What is expected: Below are the records; copy each line in them that holds the word "values".

Records:
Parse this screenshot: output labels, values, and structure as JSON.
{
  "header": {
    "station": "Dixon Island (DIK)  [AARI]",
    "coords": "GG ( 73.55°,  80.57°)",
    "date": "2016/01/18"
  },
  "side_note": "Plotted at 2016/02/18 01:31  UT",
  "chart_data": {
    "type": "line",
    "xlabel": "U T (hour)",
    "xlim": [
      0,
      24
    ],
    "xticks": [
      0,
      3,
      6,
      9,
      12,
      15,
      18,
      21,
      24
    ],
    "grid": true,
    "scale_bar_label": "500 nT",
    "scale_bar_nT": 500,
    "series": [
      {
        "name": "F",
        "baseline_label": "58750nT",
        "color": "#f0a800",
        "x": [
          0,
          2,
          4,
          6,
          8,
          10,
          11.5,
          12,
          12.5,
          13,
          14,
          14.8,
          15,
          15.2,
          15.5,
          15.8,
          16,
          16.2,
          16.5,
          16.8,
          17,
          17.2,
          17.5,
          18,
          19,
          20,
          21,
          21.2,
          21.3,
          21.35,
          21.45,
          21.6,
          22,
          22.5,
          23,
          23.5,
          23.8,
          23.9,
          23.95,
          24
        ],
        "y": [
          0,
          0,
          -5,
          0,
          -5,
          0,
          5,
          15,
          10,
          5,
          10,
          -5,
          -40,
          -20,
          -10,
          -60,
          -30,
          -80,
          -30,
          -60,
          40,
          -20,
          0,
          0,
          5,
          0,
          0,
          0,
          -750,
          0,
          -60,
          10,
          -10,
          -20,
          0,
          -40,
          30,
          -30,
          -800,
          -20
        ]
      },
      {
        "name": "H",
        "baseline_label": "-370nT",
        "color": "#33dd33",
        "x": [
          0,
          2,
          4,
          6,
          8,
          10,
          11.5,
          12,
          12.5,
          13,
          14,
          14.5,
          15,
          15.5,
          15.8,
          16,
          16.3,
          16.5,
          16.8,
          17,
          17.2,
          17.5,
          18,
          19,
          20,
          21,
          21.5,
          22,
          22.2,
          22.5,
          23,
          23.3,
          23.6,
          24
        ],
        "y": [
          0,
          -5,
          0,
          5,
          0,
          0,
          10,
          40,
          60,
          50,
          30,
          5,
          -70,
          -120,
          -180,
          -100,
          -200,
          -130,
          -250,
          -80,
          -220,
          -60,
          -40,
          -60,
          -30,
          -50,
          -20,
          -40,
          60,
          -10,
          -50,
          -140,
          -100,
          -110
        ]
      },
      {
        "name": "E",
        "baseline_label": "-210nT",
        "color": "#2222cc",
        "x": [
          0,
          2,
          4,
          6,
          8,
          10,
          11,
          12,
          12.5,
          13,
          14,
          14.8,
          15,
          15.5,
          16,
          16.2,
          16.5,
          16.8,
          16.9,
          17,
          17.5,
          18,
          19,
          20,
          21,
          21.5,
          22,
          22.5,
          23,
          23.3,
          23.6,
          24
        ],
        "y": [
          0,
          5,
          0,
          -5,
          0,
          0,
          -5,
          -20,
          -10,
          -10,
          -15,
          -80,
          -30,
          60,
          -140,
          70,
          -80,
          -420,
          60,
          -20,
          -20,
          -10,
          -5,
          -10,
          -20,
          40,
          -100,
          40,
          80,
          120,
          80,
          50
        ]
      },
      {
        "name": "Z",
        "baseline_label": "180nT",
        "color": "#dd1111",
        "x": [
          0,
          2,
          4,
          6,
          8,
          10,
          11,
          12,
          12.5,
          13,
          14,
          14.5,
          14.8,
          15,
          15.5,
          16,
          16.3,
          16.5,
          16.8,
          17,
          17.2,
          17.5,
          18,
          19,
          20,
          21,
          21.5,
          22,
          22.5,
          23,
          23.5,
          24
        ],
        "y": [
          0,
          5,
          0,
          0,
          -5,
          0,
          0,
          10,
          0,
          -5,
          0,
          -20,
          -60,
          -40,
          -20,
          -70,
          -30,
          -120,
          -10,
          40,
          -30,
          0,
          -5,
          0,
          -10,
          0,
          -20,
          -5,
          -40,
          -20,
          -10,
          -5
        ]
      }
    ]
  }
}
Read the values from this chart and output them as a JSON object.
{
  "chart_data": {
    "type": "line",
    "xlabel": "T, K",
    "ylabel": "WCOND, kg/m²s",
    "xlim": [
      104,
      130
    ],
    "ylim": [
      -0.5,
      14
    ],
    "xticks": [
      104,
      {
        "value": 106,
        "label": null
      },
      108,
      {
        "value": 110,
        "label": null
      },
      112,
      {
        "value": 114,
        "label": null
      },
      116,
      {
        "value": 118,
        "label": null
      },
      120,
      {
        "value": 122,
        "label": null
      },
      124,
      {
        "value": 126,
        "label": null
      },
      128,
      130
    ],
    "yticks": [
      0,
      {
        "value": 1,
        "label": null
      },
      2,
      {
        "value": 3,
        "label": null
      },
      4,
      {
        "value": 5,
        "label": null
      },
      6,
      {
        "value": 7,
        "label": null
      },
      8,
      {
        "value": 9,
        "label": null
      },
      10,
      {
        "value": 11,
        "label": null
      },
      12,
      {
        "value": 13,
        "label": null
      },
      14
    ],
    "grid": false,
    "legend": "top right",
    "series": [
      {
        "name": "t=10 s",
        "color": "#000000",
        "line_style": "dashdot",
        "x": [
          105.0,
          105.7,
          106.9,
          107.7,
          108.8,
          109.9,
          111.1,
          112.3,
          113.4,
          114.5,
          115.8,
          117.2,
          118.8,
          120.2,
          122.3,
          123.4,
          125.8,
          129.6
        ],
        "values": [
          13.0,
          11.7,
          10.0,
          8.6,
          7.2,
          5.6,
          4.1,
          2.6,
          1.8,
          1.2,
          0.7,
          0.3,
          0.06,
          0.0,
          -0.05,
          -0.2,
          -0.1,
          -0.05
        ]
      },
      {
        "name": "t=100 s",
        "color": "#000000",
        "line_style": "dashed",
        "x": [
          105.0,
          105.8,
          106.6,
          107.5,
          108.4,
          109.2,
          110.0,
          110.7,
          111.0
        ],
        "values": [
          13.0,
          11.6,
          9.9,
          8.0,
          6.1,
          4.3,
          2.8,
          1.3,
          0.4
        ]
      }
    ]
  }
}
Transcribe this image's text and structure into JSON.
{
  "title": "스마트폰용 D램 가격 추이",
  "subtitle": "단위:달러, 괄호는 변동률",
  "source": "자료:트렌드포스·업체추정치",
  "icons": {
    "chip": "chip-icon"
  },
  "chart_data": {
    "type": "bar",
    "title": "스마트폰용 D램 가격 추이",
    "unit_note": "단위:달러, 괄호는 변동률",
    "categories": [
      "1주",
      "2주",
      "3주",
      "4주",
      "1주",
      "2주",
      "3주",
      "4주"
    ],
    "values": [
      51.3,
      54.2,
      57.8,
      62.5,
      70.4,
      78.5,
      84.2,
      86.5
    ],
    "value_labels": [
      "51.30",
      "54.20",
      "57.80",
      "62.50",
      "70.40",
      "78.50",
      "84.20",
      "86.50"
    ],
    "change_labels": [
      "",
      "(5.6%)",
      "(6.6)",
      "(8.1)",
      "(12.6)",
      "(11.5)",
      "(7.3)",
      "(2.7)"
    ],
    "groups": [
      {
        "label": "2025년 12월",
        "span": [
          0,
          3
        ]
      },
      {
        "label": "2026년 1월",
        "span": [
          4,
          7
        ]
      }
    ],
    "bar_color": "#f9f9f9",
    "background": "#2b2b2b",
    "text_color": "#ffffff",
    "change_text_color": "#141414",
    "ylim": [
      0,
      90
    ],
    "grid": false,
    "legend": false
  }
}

The completed task:
Parse this screenshot: output labels, values, and structure as JSON.
Read the values from this chart and output them as a JSON object.
        "values": [
        "values": [
    "values": [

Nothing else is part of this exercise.